_What you will do_
Your task is to copy every record exactly.

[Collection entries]
>>>

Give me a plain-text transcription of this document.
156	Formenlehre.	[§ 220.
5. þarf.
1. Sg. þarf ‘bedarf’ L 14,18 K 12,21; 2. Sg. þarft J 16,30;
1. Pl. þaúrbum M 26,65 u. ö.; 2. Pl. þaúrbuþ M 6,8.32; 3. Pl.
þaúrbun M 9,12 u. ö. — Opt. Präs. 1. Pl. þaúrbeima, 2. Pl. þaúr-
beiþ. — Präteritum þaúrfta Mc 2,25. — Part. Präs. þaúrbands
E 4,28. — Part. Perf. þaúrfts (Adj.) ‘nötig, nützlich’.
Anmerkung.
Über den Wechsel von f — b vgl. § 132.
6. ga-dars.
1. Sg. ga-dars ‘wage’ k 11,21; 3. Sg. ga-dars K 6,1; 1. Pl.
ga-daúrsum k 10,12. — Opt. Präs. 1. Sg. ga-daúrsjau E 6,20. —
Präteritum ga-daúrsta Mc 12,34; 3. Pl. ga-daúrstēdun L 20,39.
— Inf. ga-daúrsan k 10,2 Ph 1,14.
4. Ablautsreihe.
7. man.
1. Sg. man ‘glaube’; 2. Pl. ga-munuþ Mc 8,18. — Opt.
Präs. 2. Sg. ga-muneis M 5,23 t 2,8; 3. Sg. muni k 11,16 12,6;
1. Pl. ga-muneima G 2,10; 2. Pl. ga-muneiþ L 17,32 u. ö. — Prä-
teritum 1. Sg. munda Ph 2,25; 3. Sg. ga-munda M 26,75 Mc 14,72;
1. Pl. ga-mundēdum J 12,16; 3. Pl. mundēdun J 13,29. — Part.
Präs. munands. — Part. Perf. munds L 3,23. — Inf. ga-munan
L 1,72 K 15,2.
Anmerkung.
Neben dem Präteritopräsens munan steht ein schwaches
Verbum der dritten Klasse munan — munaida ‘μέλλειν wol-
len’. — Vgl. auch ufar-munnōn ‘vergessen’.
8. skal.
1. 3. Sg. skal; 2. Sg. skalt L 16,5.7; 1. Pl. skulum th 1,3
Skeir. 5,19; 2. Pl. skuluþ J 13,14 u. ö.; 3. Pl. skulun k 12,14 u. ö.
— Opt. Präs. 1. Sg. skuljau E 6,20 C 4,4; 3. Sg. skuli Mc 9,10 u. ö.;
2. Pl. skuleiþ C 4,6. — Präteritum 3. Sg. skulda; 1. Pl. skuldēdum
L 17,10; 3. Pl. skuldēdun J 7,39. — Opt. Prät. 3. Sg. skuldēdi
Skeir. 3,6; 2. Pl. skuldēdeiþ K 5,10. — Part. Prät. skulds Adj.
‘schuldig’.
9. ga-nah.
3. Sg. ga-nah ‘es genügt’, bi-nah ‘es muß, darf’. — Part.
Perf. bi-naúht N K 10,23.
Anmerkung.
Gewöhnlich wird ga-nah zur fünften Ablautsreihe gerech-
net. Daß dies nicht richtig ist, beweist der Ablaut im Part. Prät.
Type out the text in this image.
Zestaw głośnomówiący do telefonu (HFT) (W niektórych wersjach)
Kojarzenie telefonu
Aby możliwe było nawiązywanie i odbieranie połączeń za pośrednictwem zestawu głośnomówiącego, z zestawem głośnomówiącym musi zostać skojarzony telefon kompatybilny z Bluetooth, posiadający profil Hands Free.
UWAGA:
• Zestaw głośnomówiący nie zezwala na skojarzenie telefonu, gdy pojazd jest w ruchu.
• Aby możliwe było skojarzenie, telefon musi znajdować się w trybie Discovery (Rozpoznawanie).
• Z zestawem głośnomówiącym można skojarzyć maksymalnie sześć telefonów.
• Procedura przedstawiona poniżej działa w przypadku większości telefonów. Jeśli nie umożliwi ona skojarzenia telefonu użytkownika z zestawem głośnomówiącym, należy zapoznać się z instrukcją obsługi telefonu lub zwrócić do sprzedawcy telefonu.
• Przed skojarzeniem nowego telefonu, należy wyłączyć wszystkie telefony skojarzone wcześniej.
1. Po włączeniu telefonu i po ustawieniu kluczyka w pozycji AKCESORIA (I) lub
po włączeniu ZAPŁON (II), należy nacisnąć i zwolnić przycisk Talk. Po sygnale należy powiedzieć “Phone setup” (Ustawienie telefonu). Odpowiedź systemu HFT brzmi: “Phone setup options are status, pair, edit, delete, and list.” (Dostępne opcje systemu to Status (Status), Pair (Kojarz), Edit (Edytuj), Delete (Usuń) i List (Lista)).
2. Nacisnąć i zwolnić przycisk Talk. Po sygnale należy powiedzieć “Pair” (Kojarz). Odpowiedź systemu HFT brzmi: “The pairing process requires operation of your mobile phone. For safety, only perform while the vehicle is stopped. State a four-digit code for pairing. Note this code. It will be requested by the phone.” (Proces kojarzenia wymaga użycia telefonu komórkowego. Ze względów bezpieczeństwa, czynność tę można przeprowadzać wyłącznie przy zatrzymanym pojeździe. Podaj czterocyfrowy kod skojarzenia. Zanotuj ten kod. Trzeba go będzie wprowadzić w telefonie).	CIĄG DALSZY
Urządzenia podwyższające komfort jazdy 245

<<<

_Task response_
Give me a plain-text transcription of this document.
156	Formenlehre.	[§ 220.
5. þarf.
1. Sg. þarf ‘bedarf’ L 14,18 K 12,21; 2. Sg. þarft J 16,30;
1. Pl. þaúrbum M 26,65 u. ö.; 2. Pl. þaúrbuþ M 6,8.32; 3. Pl.
þaúrbun M 9,12 u. ö. — Opt. Präs. 1. Pl. þaúrbeima, 2. Pl. þaúr-
beiþ. — Präteritum þaúrfta Mc 2,25. — Part. Präs. þaúrbands
E 4,28. — Part. Perf. þaúrfts (Adj.) ‘nötig, nützlich’.
Anmerkung.
Über den Wechsel von f — b vgl. § 132.
6. ga-dars.
1. Sg. ga-dars ‘wage’ k 11,21; 3. Sg. ga-dars K 6,1; 1. Pl.
ga-daúrsum k 10,12. — Opt. Präs. 1. Sg. ga-daúrsjau E 6,20. —
Präteritum ga-daúrsta Mc 12,34; 3. Pl. ga-daúrstēdun L 20,39.
— Inf. ga-daúrsan k 10,2 Ph 1,14.
4. Ablautsreihe.
7. man.
1. Sg. man ‘glaube’; 2. Pl. ga-munuþ Mc 8,18. — Opt.
Präs. 2. Sg. ga-muneis M 5,23 t 2,8; 3. Sg. muni k 11,16 12,6;
1. Pl. ga-muneima G 2,10; 2. Pl. ga-muneiþ L 17,32 u. ö. — Prä-
teritum 1. Sg. munda Ph 2,25; 3. Sg. ga-munda M 26,75 Mc 14,72;
1. Pl. ga-mundēdum J 12,16; 3. Pl. mundēdun J 13,29. — Part.
Präs. munands. — Part. Perf. munds L 3,23. — Inf. ga-munan
L 1,72 K 15,2.
Anmerkung.
Neben dem Präteritopräsens munan steht ein schwaches
Verbum der dritten Klasse munan — munaida ‘μέλλειν wol-
len’. — Vgl. auch ufar-munnōn ‘vergessen’.
8. skal.
1. 3. Sg. skal; 2. Sg. skalt L 16,5.7; 1. Pl. skulum th 1,3
Skeir. 5,19; 2. Pl. skuluþ J 13,14 u. ö.; 3. Pl. skulun k 12,14 u. ö.
— Opt. Präs. 1. Sg. skuljau E 6,20 C 4,4; 3. Sg. skuli Mc 9,10 u. ö.;
2. Pl. skuleiþ C 4,6. — Präteritum 3. Sg. skulda; 1. Pl. skuldēdum
L 17,10; 3. Pl. skuldēdun J 7,39. — Opt. Prät. 3. Sg. skuldēdi
Skeir. 3,6; 2. Pl. skuldēdeiþ K 5,10. — Part. Prät. skulds Adj.
‘schuldig’.
9. ga-nah.
3. Sg. ga-nah ‘es genügt’, bi-nah ‘es muß, darf’. — Part.
Perf. bi-naúht N K 10,23.
Anmerkung.
Gewöhnlich wird ga-nah zur fünften Ablautsreihe gerech-
net. Daß dies nicht richtig ist, beweist der Ablaut im Part. Prät.
Type out the text in this image.
Zestaw głośnomówiący do telefonu (HFT) (W niektórych wersjach)
Kojarzenie telefonu
Aby możliwe było nawiązywanie i odbieranie połączeń za pośrednictwem zestawu głośnomówiącego, z zestawem głośnomówiącym musi zostać skojarzony telefon kompatybilny z Bluetooth, posiadający profil Hands Free.
UWAGA:
• Zestaw głośnomówiący nie zezwala na skojarzenie telefonu, gdy pojazd jest w ruchu.
• Aby możliwe było skojarzenie, telefon musi znajdować się w trybie Discovery (Rozpoznawanie).
• Z zestawem głośnomówiącym można skojarzyć maksymalnie sześć telefonów.
• Procedura przedstawiona poniżej działa w przypadku większości telefonów. Jeśli nie umożliwi ona skojarzenia telefonu użytkownika z zestawem głośnomówiącym, należy zapoznać się z instrukcją obsługi telefonu lub zwrócić do sprzedawcy telefonu.
• Przed skojarzeniem nowego telefonu, należy wyłączyć wszystkie telefony skojarzone wcześniej.
1. Po włączeniu telefonu i po ustawieniu kluczyka w pozycji AKCESORIA (I) lub
po włączeniu ZAPŁON (II), należy nacisnąć i zwolnić przycisk Talk. Po sygnale należy powiedzieć “Phone setup” (Ustawienie telefonu). Odpowiedź systemu HFT brzmi: “Phone setup options are status, pair, edit, delete, and list.” (Dostępne opcje systemu to Status (Status), Pair (Kojarz), Edit (Edytuj), Delete (Usuń) i List (Lista)).
2. Nacisnąć i zwolnić przycisk Talk. Po sygnale należy powiedzieć “Pair” (Kojarz). Odpowiedź systemu HFT brzmi: “The pairing process requires operation of your mobile phone. For safety, only perform while the vehicle is stopped. State a four-digit code for pairing. Note this code. It will be requested by the phone.” (Proces kojarzenia wymaga użycia telefonu komórkowego. Ze względów bezpieczeństwa, czynność tę można przeprowadzać wyłącznie przy zatrzymanym pojeździe. Podaj czterocyfrowy kod skojarzenia. Zanotuj ten kod. Trzeba go będzie wprowadzić w telefonie).	CIĄG DALSZY
Urządzenia podwyższające komfort jazdy 245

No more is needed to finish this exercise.